- REQUEST
Skip any picture you find and retype all the remaining lines exactly.
--- --- ---
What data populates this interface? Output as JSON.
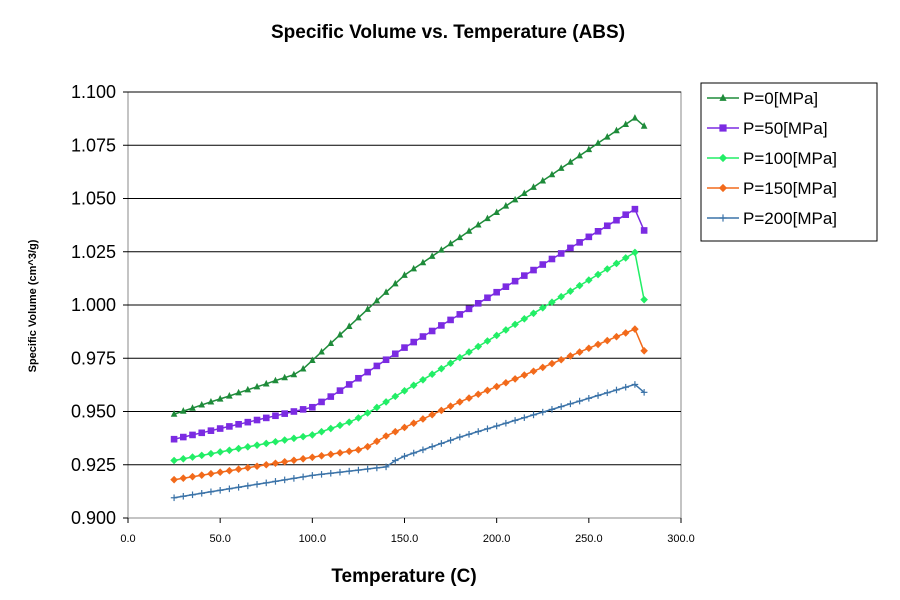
{
  "chart_data": {
    "type": "line",
    "title": "Specific Volume vs. Temperature (ABS)",
    "xlabel": "Temperature (C)",
    "ylabel": "Specific Volume (cm^3/g)",
    "xlim": [
      0,
      300
    ],
    "ylim": [
      0.9,
      1.1
    ],
    "x_ticks": [
      "0.0",
      "50.0",
      "100.0",
      "150.0",
      "200.0",
      "250.0",
      "300.0"
    ],
    "y_ticks": [
      "0.900",
      "0.925",
      "0.950",
      "0.975",
      "1.000",
      "1.025",
      "1.050",
      "1.075",
      "1.100"
    ],
    "grid": "horizontal",
    "legend_position": "right",
    "x": [
      25,
      30,
      35,
      40,
      45,
      50,
      55,
      60,
      65,
      70,
      75,
      80,
      85,
      90,
      95,
      100,
      105,
      110,
      115,
      120,
      125,
      130,
      135,
      140,
      145,
      150,
      155,
      160,
      165,
      170,
      175,
      180,
      185,
      190,
      195,
      200,
      205,
      210,
      215,
      220,
      225,
      230,
      235,
      240,
      245,
      250,
      255,
      260,
      265,
      270,
      275,
      280
    ],
    "series": [
      {
        "name": "P=0[MPa]",
        "color": "#1E8B3A",
        "marker": "triangle",
        "values": [
          0.9488,
          0.9502,
          0.9516,
          0.9531,
          0.9545,
          0.9559,
          0.9573,
          0.9588,
          0.9602,
          0.9616,
          0.963,
          0.9645,
          0.9659,
          0.9673,
          0.97,
          0.974,
          0.978,
          0.982,
          0.986,
          0.99,
          0.994,
          0.998,
          1.002,
          1.006,
          1.01,
          1.014,
          1.017,
          1.0199,
          1.0229,
          1.0258,
          1.0288,
          1.0317,
          1.0347,
          1.0376,
          1.0406,
          1.0435,
          1.0465,
          1.0494,
          1.0524,
          1.0553,
          1.0583,
          1.0612,
          1.0642,
          1.0671,
          1.0701,
          1.073,
          1.076,
          1.0789,
          1.0819,
          1.0848,
          1.0878,
          1.084
        ]
      },
      {
        "name": "P=50[MPa]",
        "color": "#7B2BE2",
        "marker": "square",
        "values": [
          0.937,
          0.938,
          0.939,
          0.94,
          0.941,
          0.942,
          0.943,
          0.944,
          0.945,
          0.946,
          0.947,
          0.948,
          0.949,
          0.95,
          0.951,
          0.952,
          0.9545,
          0.957,
          0.9598,
          0.9627,
          0.9656,
          0.9685,
          0.9714,
          0.9743,
          0.9771,
          0.98,
          0.9826,
          0.9852,
          0.9878,
          0.9904,
          0.993,
          0.9956,
          0.9982,
          1.0008,
          1.0034,
          1.006,
          1.0086,
          1.0112,
          1.0138,
          1.0164,
          1.019,
          1.0216,
          1.0242,
          1.0268,
          1.0294,
          1.032,
          1.0346,
          1.0372,
          1.0398,
          1.0424,
          1.045,
          1.035
        ]
      },
      {
        "name": "P=100[MPa]",
        "color": "#22EE66",
        "marker": "diamond",
        "values": [
          0.927,
          0.9278,
          0.9286,
          0.9294,
          0.9302,
          0.931,
          0.9318,
          0.9326,
          0.9334,
          0.9342,
          0.935,
          0.9358,
          0.9366,
          0.9374,
          0.9382,
          0.939,
          0.9405,
          0.942,
          0.9435,
          0.945,
          0.947,
          0.9493,
          0.9519,
          0.9545,
          0.9571,
          0.9597,
          0.9623,
          0.9649,
          0.9675,
          0.9701,
          0.9727,
          0.9753,
          0.9779,
          0.9805,
          0.9831,
          0.9857,
          0.9883,
          0.9909,
          0.9935,
          0.9961,
          0.9987,
          1.0013,
          1.0039,
          1.0065,
          1.0091,
          1.0117,
          1.0143,
          1.0169,
          1.0195,
          1.0221,
          1.0247,
          1.0025
        ]
      },
      {
        "name": "P=150[MPa]",
        "color": "#F26A1B",
        "marker": "diamond",
        "values": [
          0.918,
          0.9187,
          0.9194,
          0.9201,
          0.9208,
          0.9215,
          0.9222,
          0.9229,
          0.9236,
          0.9243,
          0.925,
          0.9257,
          0.9264,
          0.9271,
          0.9278,
          0.9285,
          0.9292,
          0.9299,
          0.9306,
          0.9313,
          0.932,
          0.9335,
          0.936,
          0.9385,
          0.9405,
          0.9425,
          0.9445,
          0.9465,
          0.9485,
          0.9505,
          0.9525,
          0.9545,
          0.9563,
          0.9581,
          0.9599,
          0.9617,
          0.9635,
          0.9653,
          0.9671,
          0.9689,
          0.9707,
          0.9725,
          0.9743,
          0.9761,
          0.9779,
          0.9797,
          0.9815,
          0.9833,
          0.9851,
          0.9869,
          0.9887,
          0.9785
        ]
      },
      {
        "name": "P=200[MPa]",
        "color": "#3B73A8",
        "marker": "plus",
        "values": [
          0.9095,
          0.9102,
          0.9109,
          0.9116,
          0.9123,
          0.913,
          0.9137,
          0.9144,
          0.9151,
          0.9158,
          0.9165,
          0.9172,
          0.9179,
          0.9186,
          0.9193,
          0.92,
          0.9205,
          0.921,
          0.9215,
          0.922,
          0.9225,
          0.923,
          0.9235,
          0.924,
          0.927,
          0.929,
          0.9305,
          0.932,
          0.9335,
          0.935,
          0.9365,
          0.938,
          0.9393,
          0.9406,
          0.9419,
          0.9432,
          0.9445,
          0.9458,
          0.9471,
          0.9484,
          0.9497,
          0.951,
          0.9523,
          0.9536,
          0.9549,
          0.9562,
          0.9575,
          0.9588,
          0.9601,
          0.9614,
          0.9627,
          0.959
        ]
      }
    ]
  }
}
--- --- ---
- RESPONSE TO THIS EXERCISE
What data populates this interface? Output as JSON.
{
  "chart_data": {
    "type": "line",
    "title": "Specific Volume vs. Temperature (ABS)",
    "xlabel": "Temperature (C)",
    "ylabel": "Specific Volume (cm^3/g)",
    "xlim": [
      0,
      300
    ],
    "ylim": [
      0.9,
      1.1
    ],
    "x_ticks": [
      "0.0",
      "50.0",
      "100.0",
      "150.0",
      "200.0",
      "250.0",
      "300.0"
    ],
    "y_ticks": [
      "0.900",
      "0.925",
      "0.950",
      "0.975",
      "1.000",
      "1.025",
      "1.050",
      "1.075",
      "1.100"
    ],
    "grid": "horizontal",
    "legend_position": "right",
    "x": [
      25,
      30,
      35,
      40,
      45,
      50,
      55,
      60,
      65,
      70,
      75,
      80,
      85,
      90,
      95,
      100,
      105,
      110,
      115,
      120,
      125,
      130,
      135,
      140,
      145,
      150,
      155,
      160,
      165,
      170,
      175,
      180,
      185,
      190,
      195,
      200,
      205,
      210,
      215,
      220,
      225,
      230,
      235,
      240,
      245,
      250,
      255,
      260,
      265,
      270,
      275,
      280
    ],
    "series": [
      {
        "name": "P=0[MPa]",
        "color": "#1E8B3A",
        "marker": "triangle",
        "values": [
          0.9488,
          0.9502,
          0.9516,
          0.9531,
          0.9545,
          0.9559,
          0.9573,
          0.9588,
          0.9602,
          0.9616,
          0.963,
          0.9645,
          0.9659,
          0.9673,
          0.97,
          0.974,
          0.978,
          0.982,
          0.986,
          0.99,
          0.994,
          0.998,
          1.002,
          1.006,
          1.01,
          1.014,
          1.017,
          1.0199,
          1.0229,
          1.0258,
          1.0288,
          1.0317,
          1.0347,
          1.0376,
          1.0406,
          1.0435,
          1.0465,
          1.0494,
          1.0524,
          1.0553,
          1.0583,
          1.0612,
          1.0642,
          1.0671,
          1.0701,
          1.073,
          1.076,
          1.0789,
          1.0819,
          1.0848,
          1.0878,
          1.084
        ]
      },
      {
        "name": "P=50[MPa]",
        "color": "#7B2BE2",
        "marker": "square",
        "values": [
          0.937,
          0.938,
          0.939,
          0.94,
          0.941,
          0.942,
          0.943,
          0.944,
          0.945,
          0.946,
          0.947,
          0.948,
          0.949,
          0.95,
          0.951,
          0.952,
          0.9545,
          0.957,
          0.9598,
          0.9627,
          0.9656,
          0.9685,
          0.9714,
          0.9743,
          0.9771,
          0.98,
          0.9826,
          0.9852,
          0.9878,
          0.9904,
          0.993,
          0.9956,
          0.9982,
          1.0008,
          1.0034,
          1.006,
          1.0086,
          1.0112,
          1.0138,
          1.0164,
          1.019,
          1.0216,
          1.0242,
          1.0268,
          1.0294,
          1.032,
          1.0346,
          1.0372,
          1.0398,
          1.0424,
          1.045,
          1.035
        ]
      },
      {
        "name": "P=100[MPa]",
        "color": "#22EE66",
        "marker": "diamond",
        "values": [
          0.927,
          0.9278,
          0.9286,
          0.9294,
          0.9302,
          0.931,
          0.9318,
          0.9326,
          0.9334,
          0.9342,
          0.935,
          0.9358,
          0.9366,
          0.9374,
          0.9382,
          0.939,
          0.9405,
          0.942,
          0.9435,
          0.945,
          0.947,
          0.9493,
          0.9519,
          0.9545,
          0.9571,
          0.9597,
          0.9623,
          0.9649,
          0.9675,
          0.9701,
          0.9727,
          0.9753,
          0.9779,
          0.9805,
          0.9831,
          0.9857,
          0.9883,
          0.9909,
          0.9935,
          0.9961,
          0.9987,
          1.0013,
          1.0039,
          1.0065,
          1.0091,
          1.0117,
          1.0143,
          1.0169,
          1.0195,
          1.0221,
          1.0247,
          1.0025
        ]
      },
      {
        "name": "P=150[MPa]",
        "color": "#F26A1B",
        "marker": "diamond",
        "values": [
          0.918,
          0.9187,
          0.9194,
          0.9201,
          0.9208,
          0.9215,
          0.9222,
          0.9229,
          0.9236,
          0.9243,
          0.925,
          0.9257,
          0.9264,
          0.9271,
          0.9278,
          0.9285,
          0.9292,
          0.9299,
          0.9306,
          0.9313,
          0.932,
          0.9335,
          0.936,
          0.9385,
          0.9405,
          0.9425,
          0.9445,
          0.9465,
          0.9485,
          0.9505,
          0.9525,
          0.9545,
          0.9563,
          0.9581,
          0.9599,
          0.9617,
          0.9635,
          0.9653,
          0.9671,
          0.9689,
          0.9707,
          0.9725,
          0.9743,
          0.9761,
          0.9779,
          0.9797,
          0.9815,
          0.9833,
          0.9851,
          0.9869,
          0.9887,
          0.9785
        ]
      },
      {
        "name": "P=200[MPa]",
        "color": "#3B73A8",
        "marker": "plus",
        "values": [
          0.9095,
          0.9102,
          0.9109,
          0.9116,
          0.9123,
          0.913,
          0.9137,
          0.9144,
          0.9151,
          0.9158,
          0.9165,
          0.9172,
          0.9179,
          0.9186,
          0.9193,
          0.92,
          0.9205,
          0.921,
          0.9215,
          0.922,
          0.9225,
          0.923,
          0.9235,
          0.924,
          0.927,
          0.929,
          0.9305,
          0.932,
          0.9335,
          0.935,
          0.9365,
          0.938,
          0.9393,
          0.9406,
          0.9419,
          0.9432,
          0.9445,
          0.9458,
          0.9471,
          0.9484,
          0.9497,
          0.951,
          0.9523,
          0.9536,
          0.9549,
          0.9562,
          0.9575,
          0.9588,
          0.9601,
          0.9614,
          0.9627,
          0.959
        ]
      }
    ]
  }
}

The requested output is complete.